Exercise —
Answer these questions using the essay about running and stillness below.
1. For how many years has chaos defined the writer's life?
2. In how many weeks does the writer's son start first grade?
3. In the writer's ice cream maker, which part stays still while the bowl turns around it?
Given text start
I find some irony in this.  On the one hand, I have a hard time not getting swept up in the chaos.  Chaos has defined my life for the past 38 years.  But on the other hand, I am the center now.  I'm the one who isn't changing, who is just watching the world dance around me.  And I don't always find it a welcome place to be.

***

I am running through the better part of town now, through the Mc Mansions.  I hate these houses, this sprawling treeless suburbia, and yet, I want them.  Or more correctly, I want the ability to have them if I wanted them.  There are other things like that, too.

***

You should know this about me: I was a valedictorian.  I was the one who was always ahead.  I was the smart one, the one in the gifted and talented classes.  The first one in my class to take my exams in graduate school.  The one who won the fellowship.  The one who started new programs at my former place of employment, turning them into some of the most highly visible features of the university before I left my job, unable to turn a blind eye to culture that openly permitted sexism.

Now I applaud with humility and jealousy when the accolades get handed out.  I'm no longer the best in show.  I watch others walk into the light, and wonder if I'm not running fast enough to keep up with the chaos.

***

My son starts first grade in two weeks, riding the bus for the first time.  My daughter is beginning to put words together to form stories: "Eat.  Elmo. Eyeball.  Nomnomnomnom.  bwahahahaaaaa!" (in reference to consuming an Elmo cupcake last week.)  My husband orbits us, coming and going on business trips and busy with work.  My former colleagues' lives march onward in Facebook, with posts about new student orientations and other harbingers of the new academic year.  My non-work friends have their own chaos, some of it not good at all.  My blogging colleagues and friends have theirs, some of it very good chaos, indeed.

And I sit here in the middle of it, just watching.  Feeling jealous of the movement and strangely disappointed by the stillness that this teacher says I should cultivate.

***

I am three miles out from home, feet falling rhythmically on the pavement, my mind spinning, the air thick with jasmine, gardenia, lavender, and I realize I am gasping for breath. I stop, resting my hand on the splintered wooden fencepost, and am surprised to find that I am shaking, dry-heaving.  It comes, like a tidal wave.  My face is wet.  I brush the sweat away, but it's not sweat.

I am tired of death.  I am tired of giving up, of renouncing.  I am tired of the lives that didn't make it to term, the dreams I had to leave behind, the losses I had to cut.  And I am tired of the stillness that invades even the motion of running.

I am shaking my fist ungratefully at the sky, at the miraculously blue sky.   An older couple drives by in a beat up green pickup truck, waving, thinking I am waving at them.  I wave, take a deep breath, curse everyone, and pick up my feet, half skipping to start myself moving forward again.

***

When I first got our ice cream maker, I was surprised to see that the paddle stayed still in the middle while the bowl turned around it.  It makes perfect sense, of course, given that you want to continually give the ingredients new contact with the coldest surface in order to convince them to freeze evenly; it had just never occurred to me that it would work that way.

Maybe it's a useful metaphor.  Maybe I am running to stand still.  The flower around which the bees work, collecting nectar to bring back to the hive.  Honey.  Lavender.
Given text end
Excerpted data start
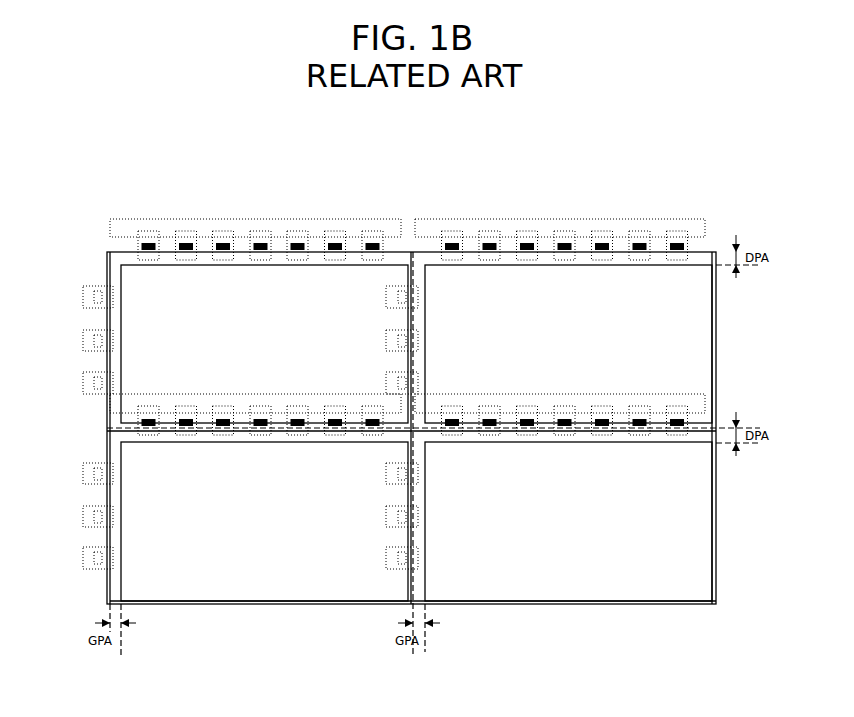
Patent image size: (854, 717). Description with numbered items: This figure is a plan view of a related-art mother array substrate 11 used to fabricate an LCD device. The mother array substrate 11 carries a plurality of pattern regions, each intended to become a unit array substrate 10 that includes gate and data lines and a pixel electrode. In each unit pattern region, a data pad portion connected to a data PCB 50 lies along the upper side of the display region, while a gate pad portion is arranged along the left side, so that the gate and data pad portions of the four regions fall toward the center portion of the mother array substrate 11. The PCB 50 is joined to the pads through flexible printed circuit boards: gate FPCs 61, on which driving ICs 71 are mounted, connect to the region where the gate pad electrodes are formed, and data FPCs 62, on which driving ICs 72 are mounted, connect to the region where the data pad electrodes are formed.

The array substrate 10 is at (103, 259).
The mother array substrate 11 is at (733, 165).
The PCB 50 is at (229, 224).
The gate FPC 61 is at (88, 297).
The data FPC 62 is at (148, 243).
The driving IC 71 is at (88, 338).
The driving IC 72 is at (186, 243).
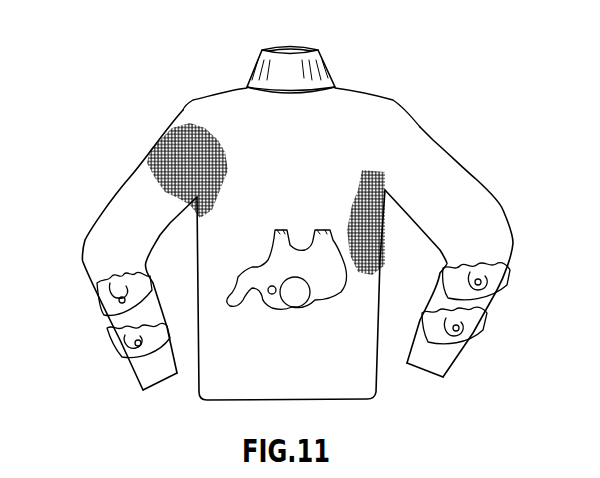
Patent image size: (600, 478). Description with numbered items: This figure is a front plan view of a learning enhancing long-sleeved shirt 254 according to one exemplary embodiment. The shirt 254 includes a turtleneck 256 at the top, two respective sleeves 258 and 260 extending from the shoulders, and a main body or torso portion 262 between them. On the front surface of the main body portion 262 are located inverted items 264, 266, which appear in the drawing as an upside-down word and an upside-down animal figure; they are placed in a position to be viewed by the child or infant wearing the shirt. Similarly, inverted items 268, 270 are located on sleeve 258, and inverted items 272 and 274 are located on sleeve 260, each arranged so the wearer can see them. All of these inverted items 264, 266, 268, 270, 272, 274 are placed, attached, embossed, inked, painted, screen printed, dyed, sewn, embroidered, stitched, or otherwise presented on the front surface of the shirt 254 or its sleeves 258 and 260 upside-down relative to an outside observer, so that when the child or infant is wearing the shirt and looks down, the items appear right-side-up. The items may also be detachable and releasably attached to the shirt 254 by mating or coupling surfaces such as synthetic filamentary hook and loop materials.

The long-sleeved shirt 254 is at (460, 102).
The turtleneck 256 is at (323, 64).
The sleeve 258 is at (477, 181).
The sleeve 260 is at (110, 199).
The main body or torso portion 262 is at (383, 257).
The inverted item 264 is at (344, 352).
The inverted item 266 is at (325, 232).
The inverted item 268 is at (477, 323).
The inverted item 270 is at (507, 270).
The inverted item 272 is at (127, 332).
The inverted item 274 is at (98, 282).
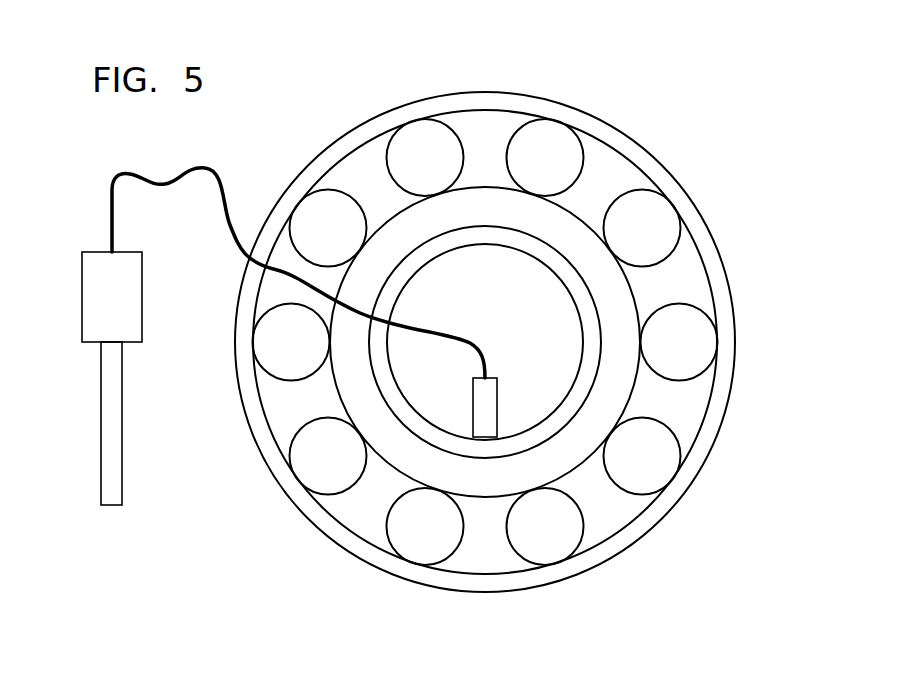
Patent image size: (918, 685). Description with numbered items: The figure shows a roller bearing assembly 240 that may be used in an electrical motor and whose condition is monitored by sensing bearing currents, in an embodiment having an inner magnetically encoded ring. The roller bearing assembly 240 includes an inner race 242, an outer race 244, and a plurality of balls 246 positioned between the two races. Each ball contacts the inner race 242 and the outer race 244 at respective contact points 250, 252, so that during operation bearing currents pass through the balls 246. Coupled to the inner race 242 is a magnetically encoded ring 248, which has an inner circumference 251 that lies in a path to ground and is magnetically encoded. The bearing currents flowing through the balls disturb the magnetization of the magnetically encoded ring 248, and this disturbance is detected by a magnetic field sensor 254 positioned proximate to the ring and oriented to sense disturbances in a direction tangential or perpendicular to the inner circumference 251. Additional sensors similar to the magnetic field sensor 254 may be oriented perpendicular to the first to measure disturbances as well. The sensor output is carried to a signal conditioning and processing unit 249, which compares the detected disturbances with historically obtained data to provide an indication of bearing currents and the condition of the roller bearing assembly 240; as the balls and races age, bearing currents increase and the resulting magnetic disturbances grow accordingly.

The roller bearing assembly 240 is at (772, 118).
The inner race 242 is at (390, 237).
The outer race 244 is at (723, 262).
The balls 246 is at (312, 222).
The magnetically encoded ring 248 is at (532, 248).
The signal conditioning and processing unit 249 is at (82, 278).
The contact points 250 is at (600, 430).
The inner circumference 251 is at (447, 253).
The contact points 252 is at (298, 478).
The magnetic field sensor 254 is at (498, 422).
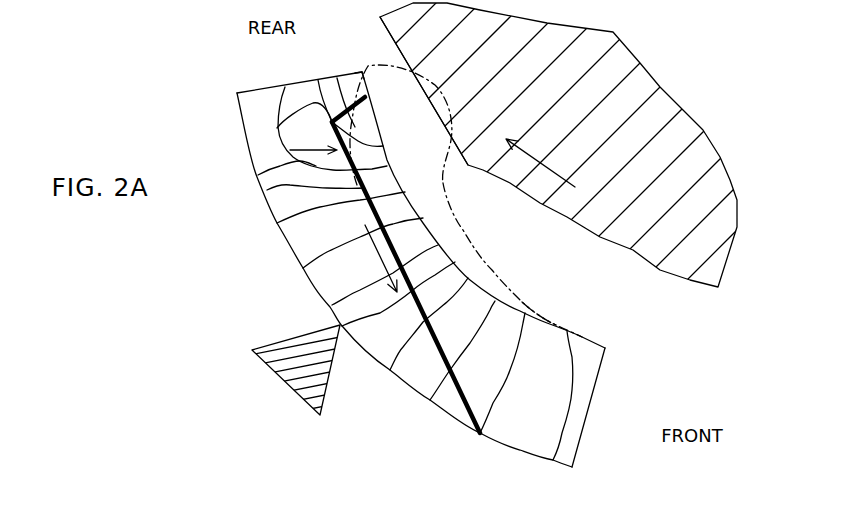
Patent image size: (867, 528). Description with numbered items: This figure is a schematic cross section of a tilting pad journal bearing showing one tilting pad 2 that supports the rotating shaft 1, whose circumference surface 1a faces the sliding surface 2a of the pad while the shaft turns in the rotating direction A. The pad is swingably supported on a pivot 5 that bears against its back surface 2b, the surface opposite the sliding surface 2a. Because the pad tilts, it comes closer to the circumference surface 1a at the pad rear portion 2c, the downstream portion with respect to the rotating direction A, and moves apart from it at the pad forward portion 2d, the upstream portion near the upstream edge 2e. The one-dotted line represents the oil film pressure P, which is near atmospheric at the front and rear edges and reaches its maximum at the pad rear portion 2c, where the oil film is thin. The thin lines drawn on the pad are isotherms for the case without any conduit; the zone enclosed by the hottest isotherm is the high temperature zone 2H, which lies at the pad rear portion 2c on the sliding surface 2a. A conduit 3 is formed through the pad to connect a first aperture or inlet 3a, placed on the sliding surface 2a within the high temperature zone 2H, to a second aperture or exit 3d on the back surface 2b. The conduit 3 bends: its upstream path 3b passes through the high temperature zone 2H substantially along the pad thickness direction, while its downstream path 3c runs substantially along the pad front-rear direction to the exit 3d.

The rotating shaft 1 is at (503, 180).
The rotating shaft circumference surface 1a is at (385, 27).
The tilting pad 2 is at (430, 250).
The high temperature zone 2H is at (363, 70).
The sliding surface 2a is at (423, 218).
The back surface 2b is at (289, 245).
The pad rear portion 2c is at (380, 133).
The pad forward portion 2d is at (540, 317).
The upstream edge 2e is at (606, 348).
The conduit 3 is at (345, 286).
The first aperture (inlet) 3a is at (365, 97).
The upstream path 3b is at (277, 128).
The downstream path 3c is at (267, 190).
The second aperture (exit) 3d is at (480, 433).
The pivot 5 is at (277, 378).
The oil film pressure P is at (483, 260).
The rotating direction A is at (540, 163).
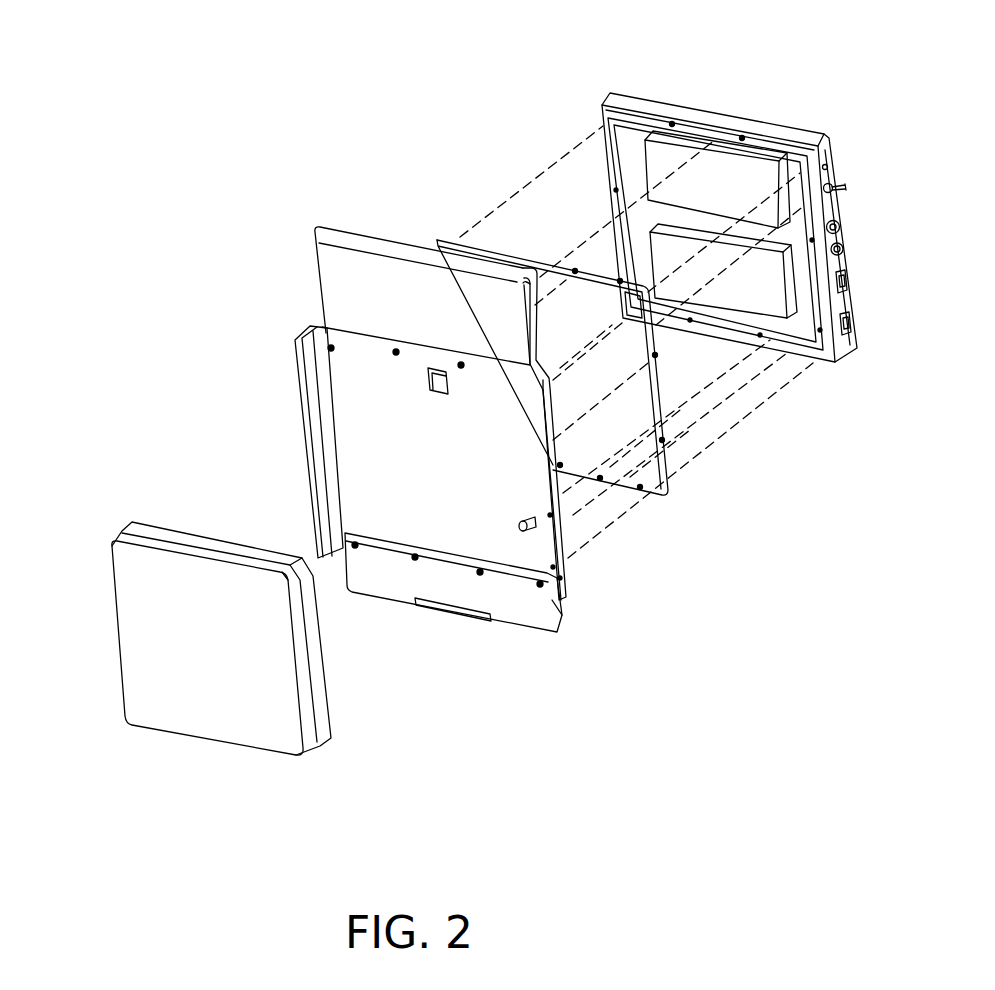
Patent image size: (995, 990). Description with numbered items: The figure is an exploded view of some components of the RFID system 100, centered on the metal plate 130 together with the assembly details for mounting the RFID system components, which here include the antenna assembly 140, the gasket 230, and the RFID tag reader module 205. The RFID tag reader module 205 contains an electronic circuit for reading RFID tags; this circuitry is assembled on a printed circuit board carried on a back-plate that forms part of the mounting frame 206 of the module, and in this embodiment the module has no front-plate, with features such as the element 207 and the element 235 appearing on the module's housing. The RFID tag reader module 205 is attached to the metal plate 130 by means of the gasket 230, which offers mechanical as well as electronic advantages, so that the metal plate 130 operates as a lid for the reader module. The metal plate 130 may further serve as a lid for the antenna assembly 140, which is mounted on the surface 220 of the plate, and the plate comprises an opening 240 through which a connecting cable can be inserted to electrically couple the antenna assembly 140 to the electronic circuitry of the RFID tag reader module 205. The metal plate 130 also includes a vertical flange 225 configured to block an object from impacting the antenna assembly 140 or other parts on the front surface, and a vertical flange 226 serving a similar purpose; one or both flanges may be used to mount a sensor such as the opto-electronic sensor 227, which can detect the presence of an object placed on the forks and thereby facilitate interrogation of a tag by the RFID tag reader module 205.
Excerpted data end
Final result —
1. 38 years
2. Two weeks
3. The paddle